— begin —
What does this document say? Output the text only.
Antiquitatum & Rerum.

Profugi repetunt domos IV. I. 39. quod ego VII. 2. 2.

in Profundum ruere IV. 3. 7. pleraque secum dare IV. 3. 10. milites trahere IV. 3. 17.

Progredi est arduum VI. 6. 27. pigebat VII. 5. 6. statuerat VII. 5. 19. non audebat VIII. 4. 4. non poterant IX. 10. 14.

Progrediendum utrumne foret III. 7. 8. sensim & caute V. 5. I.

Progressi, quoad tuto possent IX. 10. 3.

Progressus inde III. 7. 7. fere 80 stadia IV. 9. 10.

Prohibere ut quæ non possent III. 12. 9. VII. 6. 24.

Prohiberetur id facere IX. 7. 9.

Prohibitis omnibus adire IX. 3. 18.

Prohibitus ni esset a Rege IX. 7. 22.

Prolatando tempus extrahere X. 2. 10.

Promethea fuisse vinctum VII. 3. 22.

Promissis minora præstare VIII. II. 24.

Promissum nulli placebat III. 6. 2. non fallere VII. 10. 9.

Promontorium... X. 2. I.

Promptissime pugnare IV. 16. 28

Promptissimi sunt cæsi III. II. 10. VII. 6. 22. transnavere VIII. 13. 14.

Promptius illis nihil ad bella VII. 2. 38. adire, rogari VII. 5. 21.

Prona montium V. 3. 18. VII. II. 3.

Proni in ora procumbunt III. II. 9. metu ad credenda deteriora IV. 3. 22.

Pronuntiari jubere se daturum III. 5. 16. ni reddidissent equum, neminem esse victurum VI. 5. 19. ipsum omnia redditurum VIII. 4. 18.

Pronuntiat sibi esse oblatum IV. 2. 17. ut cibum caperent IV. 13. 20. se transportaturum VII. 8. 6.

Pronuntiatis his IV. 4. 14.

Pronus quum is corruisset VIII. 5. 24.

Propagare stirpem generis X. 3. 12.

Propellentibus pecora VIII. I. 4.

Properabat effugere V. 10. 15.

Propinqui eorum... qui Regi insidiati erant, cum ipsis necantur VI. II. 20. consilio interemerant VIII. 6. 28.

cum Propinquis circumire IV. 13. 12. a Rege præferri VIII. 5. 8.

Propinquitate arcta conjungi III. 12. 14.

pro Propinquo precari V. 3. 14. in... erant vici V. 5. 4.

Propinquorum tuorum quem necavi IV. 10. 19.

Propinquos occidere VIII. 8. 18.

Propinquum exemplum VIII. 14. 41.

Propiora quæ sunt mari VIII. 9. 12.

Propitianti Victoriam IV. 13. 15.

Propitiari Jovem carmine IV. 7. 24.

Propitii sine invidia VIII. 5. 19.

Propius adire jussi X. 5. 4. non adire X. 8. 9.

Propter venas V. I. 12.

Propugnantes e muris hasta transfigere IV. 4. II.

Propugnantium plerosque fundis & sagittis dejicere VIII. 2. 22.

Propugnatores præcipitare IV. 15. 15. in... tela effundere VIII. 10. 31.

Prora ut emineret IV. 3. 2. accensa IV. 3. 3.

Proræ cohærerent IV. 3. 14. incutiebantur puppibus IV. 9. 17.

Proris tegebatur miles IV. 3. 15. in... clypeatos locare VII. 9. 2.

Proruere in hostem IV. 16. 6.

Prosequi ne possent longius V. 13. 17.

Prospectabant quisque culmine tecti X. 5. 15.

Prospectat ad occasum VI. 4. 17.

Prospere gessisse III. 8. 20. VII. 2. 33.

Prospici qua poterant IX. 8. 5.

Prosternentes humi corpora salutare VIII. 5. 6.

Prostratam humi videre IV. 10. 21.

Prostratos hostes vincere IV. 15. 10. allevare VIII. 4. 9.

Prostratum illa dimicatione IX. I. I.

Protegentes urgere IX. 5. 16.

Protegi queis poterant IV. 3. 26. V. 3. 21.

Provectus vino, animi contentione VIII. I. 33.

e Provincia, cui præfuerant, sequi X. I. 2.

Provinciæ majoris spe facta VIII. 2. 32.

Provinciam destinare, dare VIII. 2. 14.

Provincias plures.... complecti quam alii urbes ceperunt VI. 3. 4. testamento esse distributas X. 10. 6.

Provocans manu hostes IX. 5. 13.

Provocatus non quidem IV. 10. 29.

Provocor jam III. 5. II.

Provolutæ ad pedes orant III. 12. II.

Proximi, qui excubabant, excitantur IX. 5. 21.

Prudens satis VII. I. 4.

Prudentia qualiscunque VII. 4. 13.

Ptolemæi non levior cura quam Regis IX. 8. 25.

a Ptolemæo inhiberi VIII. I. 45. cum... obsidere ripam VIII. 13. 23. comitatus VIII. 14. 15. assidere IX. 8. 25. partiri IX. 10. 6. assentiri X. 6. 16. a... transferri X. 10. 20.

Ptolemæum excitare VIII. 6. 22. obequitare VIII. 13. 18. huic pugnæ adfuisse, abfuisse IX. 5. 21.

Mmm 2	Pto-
— end —
- What is needed:
Give only the number of lines in the material above that hold the word "quam".

- Result of the exercise:
2